[Data excerpts]
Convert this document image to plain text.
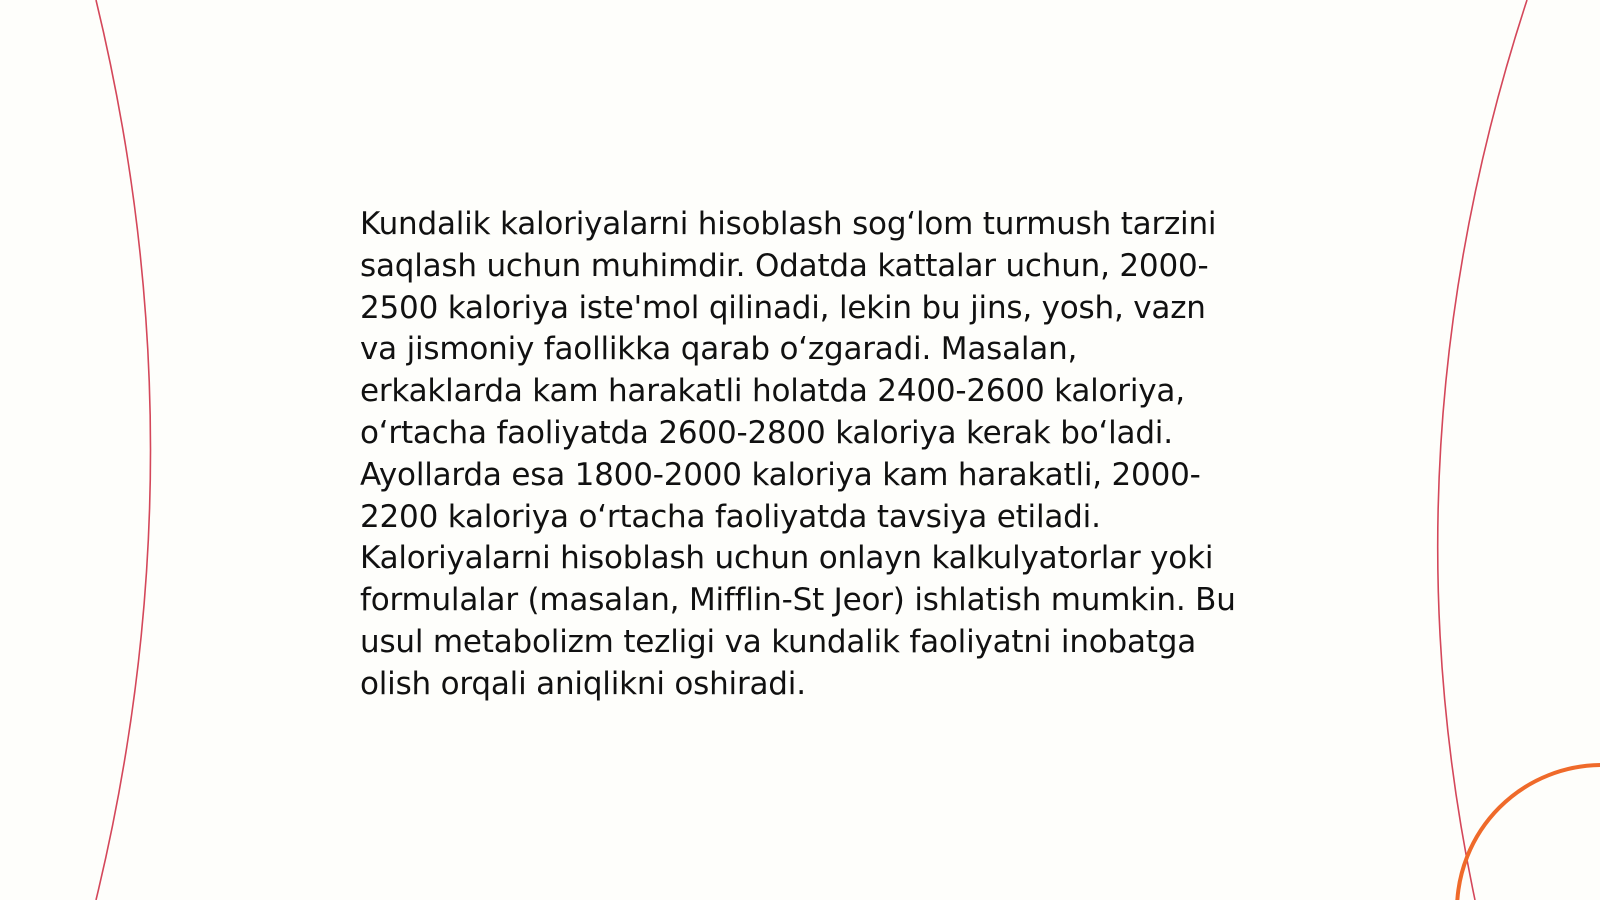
Kundalik kaloriyalarni hisoblash sogʻlom turmush tarzini saqlash uchun muhimdir. Odatda kattalar uchun, 2000-2500 kaloriya iste'mol qilinadi, lekin bu jins, yosh, vazn va jismoniy faollikka qarab oʻzgaradi. Masalan, erkaklarda kam harakatli holatda 2400-2600 kaloriya, oʻrtacha faoliyatda 2600-2800 kaloriya kerak boʻladi. Ayollarda esa 1800-2000 kaloriya kam harakatli, 2000-2200 kaloriya oʻrtacha faoliyatda tavsiya etiladi. Kaloriyalarni hisoblash uchun onlayn kalkulyatorlar yoki formulalar (masalan, Mifflin-St Jeor) ishlatish mumkin. Bu usul metabolizm tezligi va kundalik faoliyatni inobatga olish orqali aniqlikni oshiradi.
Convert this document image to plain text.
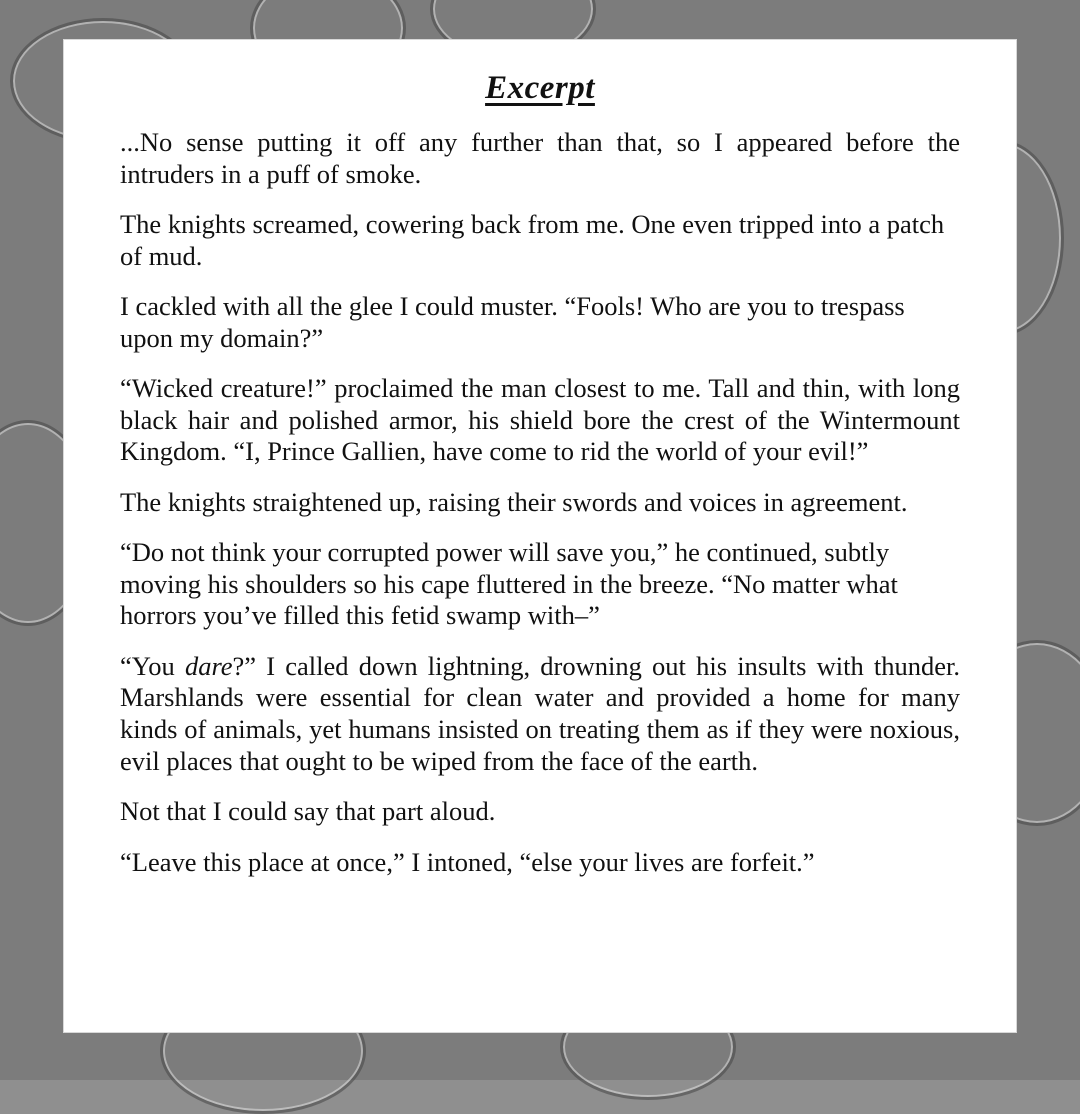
Excerpt

...No sense putting it off any further than that, so I appeared before the intruders in a puff of smoke.

The knights screamed, cowering back from me. One even tripped into a patch of mud.

I cackled with all the glee I could muster. “Fools! Who are you to trespass upon my domain?”

“Wicked creature!” proclaimed the man closest to me. Tall and thin, with long black hair and polished armor, his shield bore the crest of the Wintermount Kingdom. “I, Prince Gallien, have come to rid the world of your evil!”

The knights straightened up, raising their swords and voices in agreement.

“Do not think your corrupted power will save you,” he continued, subtly moving his shoulders so his cape fluttered in the breeze. “No matter what horrors you’ve filled this fetid swamp with–”

“You dare?” I called down lightning, drowning out his insults with thunder. Marshlands were essential for clean water and provided a home for many kinds of animals, yet humans insisted on treating them as if they were noxious, evil places that ought to be wiped from the face of the earth.

Not that I could say that part aloud.

“Leave this place at once,” I intoned, “else your lives are forfeit.”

### GIVEN EXERCISE:
Collect the complete line wherever the string "knights" appears in the records.

### ANSWER TO THE PROBLEM:
The knights screamed, cowering back from me. One even tripped into a patch of mud.
The knights straightened up, raising their swords and voices in agreement.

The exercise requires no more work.